Task brief — Retype the records word for word, starting at the first line and ending at the line that contains "wind-barb (783, 804, 806, 824)", with both of those lines included.

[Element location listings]
↓
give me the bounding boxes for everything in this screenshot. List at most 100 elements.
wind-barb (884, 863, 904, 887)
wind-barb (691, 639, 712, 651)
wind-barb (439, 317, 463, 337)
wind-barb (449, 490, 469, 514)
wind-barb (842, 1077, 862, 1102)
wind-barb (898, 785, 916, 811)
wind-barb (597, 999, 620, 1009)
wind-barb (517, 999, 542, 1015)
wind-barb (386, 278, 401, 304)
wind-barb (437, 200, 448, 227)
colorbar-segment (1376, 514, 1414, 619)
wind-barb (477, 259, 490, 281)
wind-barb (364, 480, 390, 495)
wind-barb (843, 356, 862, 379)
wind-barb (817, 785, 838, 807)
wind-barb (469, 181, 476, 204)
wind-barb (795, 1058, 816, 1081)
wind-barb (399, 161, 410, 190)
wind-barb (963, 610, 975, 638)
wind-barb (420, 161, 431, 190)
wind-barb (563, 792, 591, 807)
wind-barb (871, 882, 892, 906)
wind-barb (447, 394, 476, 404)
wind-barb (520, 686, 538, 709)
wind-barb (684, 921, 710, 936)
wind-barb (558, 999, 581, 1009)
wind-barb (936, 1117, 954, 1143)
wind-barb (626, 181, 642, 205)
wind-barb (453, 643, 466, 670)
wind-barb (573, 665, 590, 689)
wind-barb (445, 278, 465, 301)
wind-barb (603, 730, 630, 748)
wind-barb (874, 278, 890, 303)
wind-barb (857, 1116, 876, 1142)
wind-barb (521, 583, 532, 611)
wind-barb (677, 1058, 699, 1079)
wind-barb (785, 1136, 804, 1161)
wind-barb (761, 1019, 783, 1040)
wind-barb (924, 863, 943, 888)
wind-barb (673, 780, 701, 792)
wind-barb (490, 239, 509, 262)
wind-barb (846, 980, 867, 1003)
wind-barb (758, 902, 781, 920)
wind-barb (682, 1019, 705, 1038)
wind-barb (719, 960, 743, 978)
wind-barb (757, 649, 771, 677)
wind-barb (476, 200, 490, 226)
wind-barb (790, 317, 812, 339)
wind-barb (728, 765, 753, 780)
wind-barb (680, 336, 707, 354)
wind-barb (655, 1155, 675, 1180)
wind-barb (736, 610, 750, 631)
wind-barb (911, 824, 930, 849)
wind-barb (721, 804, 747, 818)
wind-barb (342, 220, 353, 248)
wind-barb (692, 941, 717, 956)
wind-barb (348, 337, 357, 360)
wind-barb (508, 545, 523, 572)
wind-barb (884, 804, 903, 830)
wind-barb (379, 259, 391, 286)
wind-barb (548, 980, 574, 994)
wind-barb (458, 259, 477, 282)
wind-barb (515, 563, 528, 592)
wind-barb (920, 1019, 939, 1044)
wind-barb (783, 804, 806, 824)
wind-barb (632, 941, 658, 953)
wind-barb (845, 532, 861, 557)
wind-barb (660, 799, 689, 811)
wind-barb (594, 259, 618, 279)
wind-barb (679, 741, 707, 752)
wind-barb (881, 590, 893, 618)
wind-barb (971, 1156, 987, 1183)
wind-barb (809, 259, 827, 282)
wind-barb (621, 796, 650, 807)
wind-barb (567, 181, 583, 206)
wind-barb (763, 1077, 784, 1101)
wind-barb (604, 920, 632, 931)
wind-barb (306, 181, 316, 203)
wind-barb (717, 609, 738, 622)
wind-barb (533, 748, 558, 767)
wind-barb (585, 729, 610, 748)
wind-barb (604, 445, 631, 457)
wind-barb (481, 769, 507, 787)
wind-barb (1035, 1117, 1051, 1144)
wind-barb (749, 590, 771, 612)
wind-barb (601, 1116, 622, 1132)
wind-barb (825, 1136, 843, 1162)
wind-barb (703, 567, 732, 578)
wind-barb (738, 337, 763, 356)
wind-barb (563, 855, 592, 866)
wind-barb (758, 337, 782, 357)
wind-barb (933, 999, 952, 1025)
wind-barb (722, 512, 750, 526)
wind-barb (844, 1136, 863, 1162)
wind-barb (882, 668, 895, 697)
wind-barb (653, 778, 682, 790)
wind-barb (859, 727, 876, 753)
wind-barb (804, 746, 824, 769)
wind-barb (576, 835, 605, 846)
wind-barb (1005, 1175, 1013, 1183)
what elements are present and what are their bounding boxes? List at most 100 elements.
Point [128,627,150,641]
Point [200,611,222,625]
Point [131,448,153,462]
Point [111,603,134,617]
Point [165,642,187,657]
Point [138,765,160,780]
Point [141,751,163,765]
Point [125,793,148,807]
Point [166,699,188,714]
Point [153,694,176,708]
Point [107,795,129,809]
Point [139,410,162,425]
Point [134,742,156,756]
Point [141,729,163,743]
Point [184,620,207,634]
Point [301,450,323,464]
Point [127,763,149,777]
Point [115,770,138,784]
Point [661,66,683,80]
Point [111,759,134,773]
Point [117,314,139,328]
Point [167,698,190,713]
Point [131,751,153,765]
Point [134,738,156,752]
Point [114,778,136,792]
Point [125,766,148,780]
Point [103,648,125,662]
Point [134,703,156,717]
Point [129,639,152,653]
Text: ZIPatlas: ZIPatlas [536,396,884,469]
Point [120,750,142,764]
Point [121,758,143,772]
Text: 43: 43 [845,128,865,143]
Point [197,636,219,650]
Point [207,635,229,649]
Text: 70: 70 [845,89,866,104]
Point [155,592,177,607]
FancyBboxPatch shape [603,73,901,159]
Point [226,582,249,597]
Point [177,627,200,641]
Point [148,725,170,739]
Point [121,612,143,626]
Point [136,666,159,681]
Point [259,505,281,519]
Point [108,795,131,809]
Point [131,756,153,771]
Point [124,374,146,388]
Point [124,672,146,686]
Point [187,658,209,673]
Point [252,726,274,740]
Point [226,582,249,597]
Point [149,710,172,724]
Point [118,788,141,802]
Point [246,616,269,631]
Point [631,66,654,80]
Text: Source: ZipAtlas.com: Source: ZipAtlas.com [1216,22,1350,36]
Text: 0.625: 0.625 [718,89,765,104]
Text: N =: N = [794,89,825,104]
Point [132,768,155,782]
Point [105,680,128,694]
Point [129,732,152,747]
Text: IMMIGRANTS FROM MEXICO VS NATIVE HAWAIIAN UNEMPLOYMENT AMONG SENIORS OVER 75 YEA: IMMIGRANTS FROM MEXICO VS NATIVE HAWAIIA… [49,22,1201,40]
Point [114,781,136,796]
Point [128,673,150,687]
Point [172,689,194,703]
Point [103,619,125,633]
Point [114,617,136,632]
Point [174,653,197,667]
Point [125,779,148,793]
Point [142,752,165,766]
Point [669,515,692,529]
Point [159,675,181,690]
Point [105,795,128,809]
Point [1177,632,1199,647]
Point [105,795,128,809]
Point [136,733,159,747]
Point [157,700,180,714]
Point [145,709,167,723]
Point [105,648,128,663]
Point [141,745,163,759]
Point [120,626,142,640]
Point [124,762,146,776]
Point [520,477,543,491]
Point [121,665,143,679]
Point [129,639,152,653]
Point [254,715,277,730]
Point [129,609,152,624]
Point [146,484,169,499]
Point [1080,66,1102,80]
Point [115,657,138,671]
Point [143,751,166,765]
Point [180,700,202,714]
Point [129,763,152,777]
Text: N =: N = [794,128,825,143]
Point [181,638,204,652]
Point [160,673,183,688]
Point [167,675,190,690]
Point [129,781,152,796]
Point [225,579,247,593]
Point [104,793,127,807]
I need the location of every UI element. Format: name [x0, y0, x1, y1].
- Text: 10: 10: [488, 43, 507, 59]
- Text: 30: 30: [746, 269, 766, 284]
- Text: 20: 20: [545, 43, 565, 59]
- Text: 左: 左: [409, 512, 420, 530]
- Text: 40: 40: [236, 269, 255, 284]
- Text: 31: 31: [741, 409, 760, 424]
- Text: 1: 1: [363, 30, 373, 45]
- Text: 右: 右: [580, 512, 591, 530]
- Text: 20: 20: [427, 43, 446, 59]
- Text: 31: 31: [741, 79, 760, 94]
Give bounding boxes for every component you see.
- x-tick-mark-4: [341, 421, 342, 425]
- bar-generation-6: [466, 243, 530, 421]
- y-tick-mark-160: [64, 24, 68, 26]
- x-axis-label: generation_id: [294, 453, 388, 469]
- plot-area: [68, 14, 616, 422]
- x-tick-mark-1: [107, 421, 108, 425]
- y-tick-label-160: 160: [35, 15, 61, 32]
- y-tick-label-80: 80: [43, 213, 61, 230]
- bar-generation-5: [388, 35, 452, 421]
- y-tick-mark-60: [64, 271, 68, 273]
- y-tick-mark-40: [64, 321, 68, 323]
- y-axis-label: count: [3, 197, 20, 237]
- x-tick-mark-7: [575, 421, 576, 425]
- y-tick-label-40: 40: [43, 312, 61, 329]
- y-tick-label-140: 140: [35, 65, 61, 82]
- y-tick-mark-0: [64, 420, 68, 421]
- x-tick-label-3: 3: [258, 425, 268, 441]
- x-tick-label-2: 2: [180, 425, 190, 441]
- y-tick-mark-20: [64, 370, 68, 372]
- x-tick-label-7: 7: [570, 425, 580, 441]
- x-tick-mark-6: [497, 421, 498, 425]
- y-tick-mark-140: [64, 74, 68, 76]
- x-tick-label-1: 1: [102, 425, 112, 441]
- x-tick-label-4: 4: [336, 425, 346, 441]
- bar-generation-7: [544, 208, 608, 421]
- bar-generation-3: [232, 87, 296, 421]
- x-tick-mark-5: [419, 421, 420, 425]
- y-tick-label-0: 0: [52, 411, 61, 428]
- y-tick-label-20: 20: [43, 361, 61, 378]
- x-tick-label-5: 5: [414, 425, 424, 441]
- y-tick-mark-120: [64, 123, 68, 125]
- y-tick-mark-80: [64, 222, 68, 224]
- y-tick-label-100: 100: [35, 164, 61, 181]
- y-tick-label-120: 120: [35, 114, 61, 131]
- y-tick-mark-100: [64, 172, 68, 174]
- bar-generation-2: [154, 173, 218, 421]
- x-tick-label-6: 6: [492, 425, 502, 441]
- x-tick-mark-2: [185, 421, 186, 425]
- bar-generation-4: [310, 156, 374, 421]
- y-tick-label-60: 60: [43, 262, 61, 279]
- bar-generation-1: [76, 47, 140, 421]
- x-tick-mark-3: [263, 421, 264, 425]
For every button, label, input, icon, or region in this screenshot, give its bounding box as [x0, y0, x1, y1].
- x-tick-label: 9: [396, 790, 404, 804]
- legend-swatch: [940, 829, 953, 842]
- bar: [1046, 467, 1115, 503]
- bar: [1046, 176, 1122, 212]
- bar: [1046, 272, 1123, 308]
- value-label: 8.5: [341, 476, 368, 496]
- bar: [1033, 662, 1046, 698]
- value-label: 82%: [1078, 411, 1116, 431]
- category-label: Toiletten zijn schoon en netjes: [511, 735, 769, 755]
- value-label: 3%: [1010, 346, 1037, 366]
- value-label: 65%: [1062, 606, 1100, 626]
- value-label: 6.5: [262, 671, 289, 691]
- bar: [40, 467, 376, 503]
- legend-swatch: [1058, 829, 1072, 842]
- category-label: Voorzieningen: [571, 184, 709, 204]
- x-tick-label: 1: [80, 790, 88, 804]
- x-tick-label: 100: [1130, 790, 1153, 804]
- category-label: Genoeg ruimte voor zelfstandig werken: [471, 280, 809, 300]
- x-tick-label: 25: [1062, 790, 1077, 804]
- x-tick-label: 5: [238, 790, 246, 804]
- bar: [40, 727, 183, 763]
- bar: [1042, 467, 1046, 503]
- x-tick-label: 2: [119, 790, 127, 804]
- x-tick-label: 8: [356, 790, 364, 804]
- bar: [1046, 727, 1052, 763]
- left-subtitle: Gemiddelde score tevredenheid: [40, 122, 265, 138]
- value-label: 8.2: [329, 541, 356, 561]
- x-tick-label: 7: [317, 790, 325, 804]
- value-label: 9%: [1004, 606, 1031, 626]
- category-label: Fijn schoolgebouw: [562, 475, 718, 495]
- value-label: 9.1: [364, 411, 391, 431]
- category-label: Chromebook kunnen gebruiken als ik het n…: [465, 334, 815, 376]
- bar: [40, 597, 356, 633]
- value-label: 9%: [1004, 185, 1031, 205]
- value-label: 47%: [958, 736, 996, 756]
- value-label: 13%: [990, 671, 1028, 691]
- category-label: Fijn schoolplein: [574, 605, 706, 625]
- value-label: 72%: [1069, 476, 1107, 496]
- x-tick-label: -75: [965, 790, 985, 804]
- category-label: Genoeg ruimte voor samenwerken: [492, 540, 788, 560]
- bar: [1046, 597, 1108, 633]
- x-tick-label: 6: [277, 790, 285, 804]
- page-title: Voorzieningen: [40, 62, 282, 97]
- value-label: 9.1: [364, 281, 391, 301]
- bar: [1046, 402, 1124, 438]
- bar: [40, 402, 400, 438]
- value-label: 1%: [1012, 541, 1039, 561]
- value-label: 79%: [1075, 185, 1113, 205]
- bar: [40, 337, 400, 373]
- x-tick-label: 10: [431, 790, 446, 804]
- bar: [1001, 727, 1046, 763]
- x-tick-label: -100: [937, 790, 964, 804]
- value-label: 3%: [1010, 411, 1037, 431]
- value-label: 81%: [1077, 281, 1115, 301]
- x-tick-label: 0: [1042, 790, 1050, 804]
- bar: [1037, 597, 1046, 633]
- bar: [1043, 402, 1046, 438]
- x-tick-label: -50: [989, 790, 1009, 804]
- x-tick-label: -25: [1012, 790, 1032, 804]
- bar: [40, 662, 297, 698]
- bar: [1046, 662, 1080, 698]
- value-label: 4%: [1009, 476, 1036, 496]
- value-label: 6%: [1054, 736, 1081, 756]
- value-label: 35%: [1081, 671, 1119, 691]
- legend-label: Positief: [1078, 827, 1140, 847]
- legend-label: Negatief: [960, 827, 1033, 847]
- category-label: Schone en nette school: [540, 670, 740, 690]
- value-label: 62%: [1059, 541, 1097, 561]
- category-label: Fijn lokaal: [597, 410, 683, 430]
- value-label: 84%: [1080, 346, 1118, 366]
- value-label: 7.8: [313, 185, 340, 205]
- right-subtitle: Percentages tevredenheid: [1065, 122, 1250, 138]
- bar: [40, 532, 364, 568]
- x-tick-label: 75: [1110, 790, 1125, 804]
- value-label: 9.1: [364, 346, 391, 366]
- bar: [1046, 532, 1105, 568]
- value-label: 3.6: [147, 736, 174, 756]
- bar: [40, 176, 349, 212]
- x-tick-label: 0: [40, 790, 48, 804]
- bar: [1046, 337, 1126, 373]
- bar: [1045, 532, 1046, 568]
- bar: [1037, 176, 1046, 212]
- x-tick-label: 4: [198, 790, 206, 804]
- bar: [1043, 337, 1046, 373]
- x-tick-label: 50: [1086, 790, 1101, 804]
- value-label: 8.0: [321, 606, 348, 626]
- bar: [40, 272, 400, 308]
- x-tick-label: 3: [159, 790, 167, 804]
↑
Worked answer —
give me the bounding boxes for everything in this screenshot. List at most 100 elements.
wind-barb (884, 863, 904, 887)
wind-barb (691, 639, 712, 651)
wind-barb (439, 317, 463, 337)
wind-barb (449, 490, 469, 514)
wind-barb (842, 1077, 862, 1102)
wind-barb (898, 785, 916, 811)
wind-barb (597, 999, 620, 1009)
wind-barb (517, 999, 542, 1015)
wind-barb (386, 278, 401, 304)
wind-barb (437, 200, 448, 227)
colorbar-segment (1376, 514, 1414, 619)
wind-barb (477, 259, 490, 281)
wind-barb (364, 480, 390, 495)
wind-barb (843, 356, 862, 379)
wind-barb (817, 785, 838, 807)
wind-barb (469, 181, 476, 204)
wind-barb (795, 1058, 816, 1081)
wind-barb (399, 161, 410, 190)
wind-barb (963, 610, 975, 638)
wind-barb (420, 161, 431, 190)
wind-barb (563, 792, 591, 807)
wind-barb (871, 882, 892, 906)
wind-barb (447, 394, 476, 404)
wind-barb (520, 686, 538, 709)
wind-barb (684, 921, 710, 936)
wind-barb (558, 999, 581, 1009)
wind-barb (936, 1117, 954, 1143)
wind-barb (626, 181, 642, 205)
wind-barb (453, 643, 466, 670)
wind-barb (573, 665, 590, 689)
wind-barb (445, 278, 465, 301)
wind-barb (603, 730, 630, 748)
wind-barb (874, 278, 890, 303)
wind-barb (857, 1116, 876, 1142)
wind-barb (521, 583, 532, 611)
wind-barb (677, 1058, 699, 1079)
wind-barb (785, 1136, 804, 1161)
wind-barb (761, 1019, 783, 1040)
wind-barb (924, 863, 943, 888)
wind-barb (673, 780, 701, 792)
wind-barb (490, 239, 509, 262)
wind-barb (846, 980, 867, 1003)
wind-barb (758, 902, 781, 920)
wind-barb (682, 1019, 705, 1038)
wind-barb (719, 960, 743, 978)
wind-barb (757, 649, 771, 677)
wind-barb (476, 200, 490, 226)
wind-barb (790, 317, 812, 339)
wind-barb (728, 765, 753, 780)
wind-barb (680, 336, 707, 354)
wind-barb (655, 1155, 675, 1180)
wind-barb (736, 610, 750, 631)
wind-barb (911, 824, 930, 849)
wind-barb (721, 804, 747, 818)
wind-barb (342, 220, 353, 248)
wind-barb (692, 941, 717, 956)
wind-barb (348, 337, 357, 360)
wind-barb (508, 545, 523, 572)
wind-barb (884, 804, 903, 830)
wind-barb (379, 259, 391, 286)
wind-barb (548, 980, 574, 994)
wind-barb (458, 259, 477, 282)
wind-barb (515, 563, 528, 592)
wind-barb (920, 1019, 939, 1044)
wind-barb (783, 804, 806, 824)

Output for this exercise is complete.